#### Exercise task:
Under this task are some entries; return every one of them exactly.

Dataset records

*****

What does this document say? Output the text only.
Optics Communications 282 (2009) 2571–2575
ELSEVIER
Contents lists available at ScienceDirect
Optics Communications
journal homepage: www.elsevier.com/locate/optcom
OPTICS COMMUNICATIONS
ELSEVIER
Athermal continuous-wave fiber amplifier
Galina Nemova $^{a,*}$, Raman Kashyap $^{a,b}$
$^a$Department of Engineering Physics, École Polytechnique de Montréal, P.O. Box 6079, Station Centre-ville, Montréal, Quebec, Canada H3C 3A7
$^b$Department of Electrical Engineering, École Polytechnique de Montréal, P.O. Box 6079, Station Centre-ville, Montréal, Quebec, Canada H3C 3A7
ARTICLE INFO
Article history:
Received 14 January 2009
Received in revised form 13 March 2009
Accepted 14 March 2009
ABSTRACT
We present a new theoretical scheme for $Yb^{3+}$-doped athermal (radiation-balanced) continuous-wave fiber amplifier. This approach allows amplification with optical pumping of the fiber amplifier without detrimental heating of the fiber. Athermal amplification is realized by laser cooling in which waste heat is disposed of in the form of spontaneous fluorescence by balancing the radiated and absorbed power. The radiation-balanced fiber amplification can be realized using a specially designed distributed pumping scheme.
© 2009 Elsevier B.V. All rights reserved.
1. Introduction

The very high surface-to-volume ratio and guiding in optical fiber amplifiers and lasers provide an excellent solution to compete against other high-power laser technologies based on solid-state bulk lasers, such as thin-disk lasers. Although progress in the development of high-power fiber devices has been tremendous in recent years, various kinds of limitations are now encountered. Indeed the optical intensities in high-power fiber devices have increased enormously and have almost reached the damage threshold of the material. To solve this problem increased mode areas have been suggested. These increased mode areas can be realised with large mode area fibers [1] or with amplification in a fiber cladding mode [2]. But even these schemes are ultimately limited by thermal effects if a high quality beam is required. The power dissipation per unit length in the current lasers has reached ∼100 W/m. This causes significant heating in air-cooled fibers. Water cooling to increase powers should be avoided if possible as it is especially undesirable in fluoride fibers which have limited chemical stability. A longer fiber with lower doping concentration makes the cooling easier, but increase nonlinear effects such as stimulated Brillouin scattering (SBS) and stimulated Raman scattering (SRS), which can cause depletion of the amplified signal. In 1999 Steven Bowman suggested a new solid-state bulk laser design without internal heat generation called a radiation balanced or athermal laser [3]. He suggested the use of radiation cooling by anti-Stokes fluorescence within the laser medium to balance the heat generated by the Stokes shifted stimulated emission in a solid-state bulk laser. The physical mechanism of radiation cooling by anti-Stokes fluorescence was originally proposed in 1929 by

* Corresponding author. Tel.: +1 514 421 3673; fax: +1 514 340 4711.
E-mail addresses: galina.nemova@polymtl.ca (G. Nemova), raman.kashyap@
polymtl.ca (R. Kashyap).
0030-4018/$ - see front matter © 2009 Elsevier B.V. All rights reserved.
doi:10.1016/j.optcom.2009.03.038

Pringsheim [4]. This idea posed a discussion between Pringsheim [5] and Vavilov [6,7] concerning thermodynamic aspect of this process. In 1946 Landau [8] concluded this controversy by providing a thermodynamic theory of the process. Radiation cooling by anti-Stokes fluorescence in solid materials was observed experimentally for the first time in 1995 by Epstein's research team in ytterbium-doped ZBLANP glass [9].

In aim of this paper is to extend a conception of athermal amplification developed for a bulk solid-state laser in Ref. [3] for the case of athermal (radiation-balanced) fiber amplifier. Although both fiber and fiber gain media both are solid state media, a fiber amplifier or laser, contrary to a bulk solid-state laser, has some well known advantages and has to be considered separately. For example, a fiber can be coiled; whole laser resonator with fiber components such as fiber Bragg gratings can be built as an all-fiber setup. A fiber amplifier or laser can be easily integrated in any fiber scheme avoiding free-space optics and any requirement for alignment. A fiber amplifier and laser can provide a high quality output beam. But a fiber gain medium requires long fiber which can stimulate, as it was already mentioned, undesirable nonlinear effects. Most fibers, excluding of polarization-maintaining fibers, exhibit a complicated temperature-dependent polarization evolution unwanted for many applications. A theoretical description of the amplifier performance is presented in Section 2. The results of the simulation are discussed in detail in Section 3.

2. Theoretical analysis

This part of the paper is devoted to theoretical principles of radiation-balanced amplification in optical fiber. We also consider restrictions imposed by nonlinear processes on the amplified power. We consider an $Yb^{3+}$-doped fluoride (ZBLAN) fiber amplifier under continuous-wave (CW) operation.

*****

#### Response to this exercise:
What does this document say? Output the text only.
Optics Communications 282 (2009) 2571–2575
ELSEVIER
Contents lists available at ScienceDirect
Optics Communications
journal homepage: www.elsevier.com/locate/optcom
OPTICS COMMUNICATIONS
ELSEVIER
Athermal continuous-wave fiber amplifier
Galina Nemova $^{a,*}$, Raman Kashyap $^{a,b}$
$^a$Department of Engineering Physics, École Polytechnique de Montréal, P.O. Box 6079, Station Centre-ville, Montréal, Quebec, Canada H3C 3A7
$^b$Department of Electrical Engineering, École Polytechnique de Montréal, P.O. Box 6079, Station Centre-ville, Montréal, Quebec, Canada H3C 3A7
ARTICLE INFO
Article history:
Received 14 January 2009
Received in revised form 13 March 2009
Accepted 14 March 2009
ABSTRACT
We present a new theoretical scheme for $Yb^{3+}$-doped athermal (radiation-balanced) continuous-wave fiber amplifier. This approach allows amplification with optical pumping of the fiber amplifier without detrimental heating of the fiber. Athermal amplification is realized by laser cooling in which waste heat is disposed of in the form of spontaneous fluorescence by balancing the radiated and absorbed power. The radiation-balanced fiber amplification can be realized using a specially designed distributed pumping scheme.
© 2009 Elsevier B.V. All rights reserved.
1. Introduction

The very high surface-to-volume ratio and guiding in optical fiber amplifiers and lasers provide an excellent solution to compete against other high-power laser technologies based on solid-state bulk lasers, such as thin-disk lasers. Although progress in the development of high-power fiber devices has been tremendous in recent years, various kinds of limitations are now encountered. Indeed the optical intensities in high-power fiber devices have increased enormously and have almost reached the damage threshold of the material. To solve this problem increased mode areas have been suggested. These increased mode areas can be realised with large mode area fibers [1] or with amplification in a fiber cladding mode [2]. But even these schemes are ultimately limited by thermal effects if a high quality beam is required. The power dissipation per unit length in the current lasers has reached ∼100 W/m. This causes significant heating in air-cooled fibers. Water cooling to increase powers should be avoided if possible as it is especially undesirable in fluoride fibers which have limited chemical stability. A longer fiber with lower doping concentration makes the cooling easier, but increase nonlinear effects such as stimulated Brillouin scattering (SBS) and stimulated Raman scattering (SRS), which can cause depletion of the amplified signal. In 1999 Steven Bowman suggested a new solid-state bulk laser design without internal heat generation called a radiation balanced or athermal laser [3]. He suggested the use of radiation cooling by anti-Stokes fluorescence within the laser medium to balance the heat generated by the Stokes shifted stimulated emission in a solid-state bulk laser. The physical mechanism of radiation cooling by anti-Stokes fluorescence was originally proposed in 1929 by

* Corresponding author. Tel.: +1 514 421 3673; fax: +1 514 340 4711.
E-mail addresses: galina.nemova@polymtl.ca (G. Nemova), raman.kashyap@
polymtl.ca (R. Kashyap).
0030-4018/$ - see front matter © 2009 Elsevier B.V. All rights reserved.
doi:10.1016/j.optcom.2009.03.038

Pringsheim [4]. This idea posed a discussion between Pringsheim [5] and Vavilov [6,7] concerning thermodynamic aspect of this process. In 1946 Landau [8] concluded this controversy by providing a thermodynamic theory of the process. Radiation cooling by anti-Stokes fluorescence in solid materials was observed experimentally for the first time in 1995 by Epstein's research team in ytterbium-doped ZBLANP glass [9].

In aim of this paper is to extend a conception of athermal amplification developed for a bulk solid-state laser in Ref. [3] for the case of athermal (radiation-balanced) fiber amplifier. Although both fiber and fiber gain media both are solid state media, a fiber amplifier or laser, contrary to a bulk solid-state laser, has some well known advantages and has to be considered separately. For example, a fiber can be coiled; whole laser resonator with fiber components such as fiber Bragg gratings can be built as an all-fiber setup. A fiber amplifier or laser can be easily integrated in any fiber scheme avoiding free-space optics and any requirement for alignment. A fiber amplifier and laser can provide a high quality output beam. But a fiber gain medium requires long fiber which can stimulate, as it was already mentioned, undesirable nonlinear effects. Most fibers, excluding of polarization-maintaining fibers, exhibit a complicated temperature-dependent polarization evolution unwanted for many applications. A theoretical description of the amplifier performance is presented in Section 2. The results of the simulation are discussed in detail in Section 3.

2. Theoretical analysis

This part of the paper is devoted to theoretical principles of radiation-balanced amplification in optical fiber. We also consider restrictions imposed by nonlinear processes on the amplified power. We consider an $Yb^{3+}$-doped fluoride (ZBLAN) fiber amplifier under continuous-wave (CW) operation.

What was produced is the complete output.